=== The exercise ===
Copy out every one of the entries below, putting "candle" wherever "candlestick" appears and leaving everything else untouched. Omit the pictures from your copy.

=== Records for this exercise ===
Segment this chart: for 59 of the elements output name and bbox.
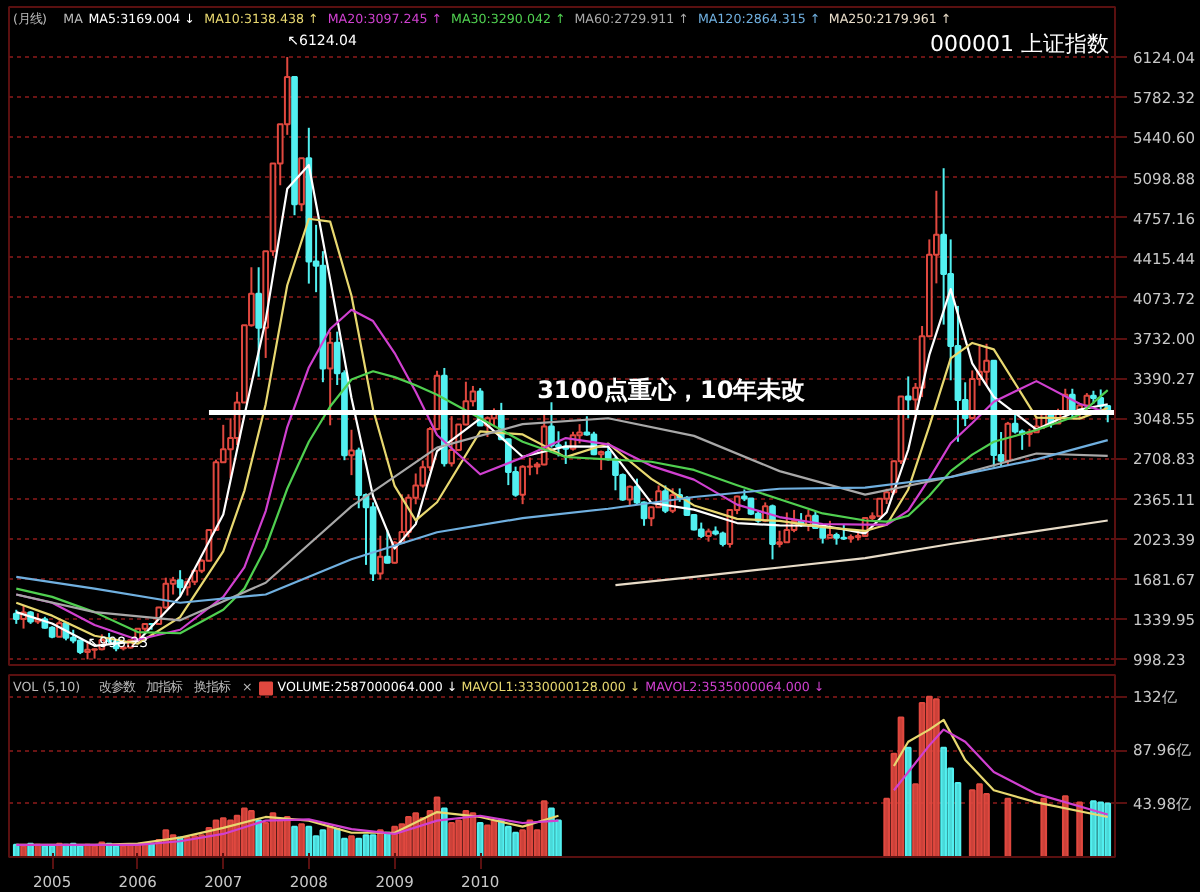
bar (540, 800, 548, 857)
bar (255, 819, 262, 857)
bar (298, 823, 305, 857)
candlestick (384, 528, 391, 565)
candlestick (983, 342, 990, 387)
bar (333, 828, 341, 857)
bar (440, 807, 448, 857)
line-series (15, 417, 1109, 622)
candlestick (376, 534, 384, 581)
bar (548, 807, 555, 857)
line-series (614, 519, 1109, 587)
bar (326, 825, 334, 857)
bar (120, 845, 127, 857)
bar (940, 746, 947, 857)
candlestick (783, 511, 791, 544)
bar (384, 831, 391, 857)
bar (76, 845, 84, 857)
bar (1104, 802, 1112, 857)
bar (412, 812, 420, 857)
bar (484, 824, 491, 857)
text: 000001 上证指数 (930, 31, 1110, 57)
candlestick (576, 423, 583, 445)
bar (968, 789, 976, 857)
bar (305, 825, 313, 857)
candlestick (348, 428, 355, 477)
bar (283, 815, 291, 857)
bar (512, 831, 519, 857)
candlestick (176, 569, 184, 597)
line-series (15, 439, 1109, 604)
bar (348, 835, 355, 857)
bar (448, 822, 455, 857)
bar (976, 783, 983, 857)
bar (497, 819, 505, 857)
bar (276, 819, 284, 857)
bar (20, 845, 27, 857)
bar (1076, 801, 1083, 857)
candlestick (548, 401, 555, 449)
line-series (15, 370, 1109, 635)
bar (1040, 797, 1048, 857)
candlestick (519, 464, 526, 506)
bar (1061, 795, 1069, 857)
candlestick (904, 375, 912, 420)
bar (1090, 800, 1097, 857)
candlestick (326, 330, 334, 427)
bar (925, 695, 933, 857)
bar (476, 822, 484, 857)
bar (1097, 801, 1105, 857)
bar (504, 825, 512, 857)
bar (291, 825, 298, 857)
bar (12, 843, 20, 857)
bar (355, 837, 363, 857)
candlestick (448, 415, 455, 468)
bar (904, 746, 912, 857)
annotation: 3100点重心，10年未改 (537, 376, 808, 405)
candlestick (255, 266, 262, 378)
bar (933, 698, 940, 857)
bar (341, 837, 348, 857)
candlestick (298, 157, 305, 213)
bar (91, 845, 98, 857)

=== Solution for this task ===
Segment this chart: for 59 of the elements output name and bbox.
bar (540, 800, 548, 857)
bar (255, 819, 262, 857)
bar (298, 823, 305, 857)
candle (384, 528, 391, 565)
candle (983, 342, 990, 387)
bar (333, 828, 341, 857)
bar (440, 807, 448, 857)
line-series (15, 417, 1109, 622)
candle (376, 534, 384, 581)
bar (548, 807, 555, 857)
line-series (614, 519, 1109, 587)
bar (326, 825, 334, 857)
bar (120, 845, 127, 857)
bar (940, 746, 947, 857)
candle (783, 511, 791, 544)
bar (384, 831, 391, 857)
bar (76, 845, 84, 857)
bar (1104, 802, 1112, 857)
bar (412, 812, 420, 857)
bar (484, 824, 491, 857)
text: 000001 上证指数 (930, 31, 1110, 57)
candle (576, 423, 583, 445)
bar (968, 789, 976, 857)
bar (305, 825, 313, 857)
candle (348, 428, 355, 477)
bar (283, 815, 291, 857)
bar (512, 831, 519, 857)
candle (176, 569, 184, 597)
line-series (15, 439, 1109, 604)
bar (348, 835, 355, 857)
bar (448, 822, 455, 857)
bar (976, 783, 983, 857)
bar (497, 819, 505, 857)
bar (276, 819, 284, 857)
bar (20, 845, 27, 857)
bar (1076, 801, 1083, 857)
candle (548, 401, 555, 449)
line-series (15, 370, 1109, 635)
bar (1040, 797, 1048, 857)
candle (519, 464, 526, 506)
bar (1061, 795, 1069, 857)
candle (904, 375, 912, 420)
bar (1090, 800, 1097, 857)
candle (326, 330, 334, 427)
bar (925, 695, 933, 857)
bar (476, 822, 484, 857)
bar (1097, 801, 1105, 857)
bar (504, 825, 512, 857)
bar (291, 825, 298, 857)
bar (12, 843, 20, 857)
bar (355, 837, 363, 857)
candle (448, 415, 455, 468)
bar (904, 746, 912, 857)
annotation: 3100点重心，10年未改 (537, 376, 808, 405)
candle (255, 266, 262, 378)
bar (933, 698, 940, 857)
bar (341, 837, 348, 857)
candle (298, 157, 305, 213)
bar (91, 845, 98, 857)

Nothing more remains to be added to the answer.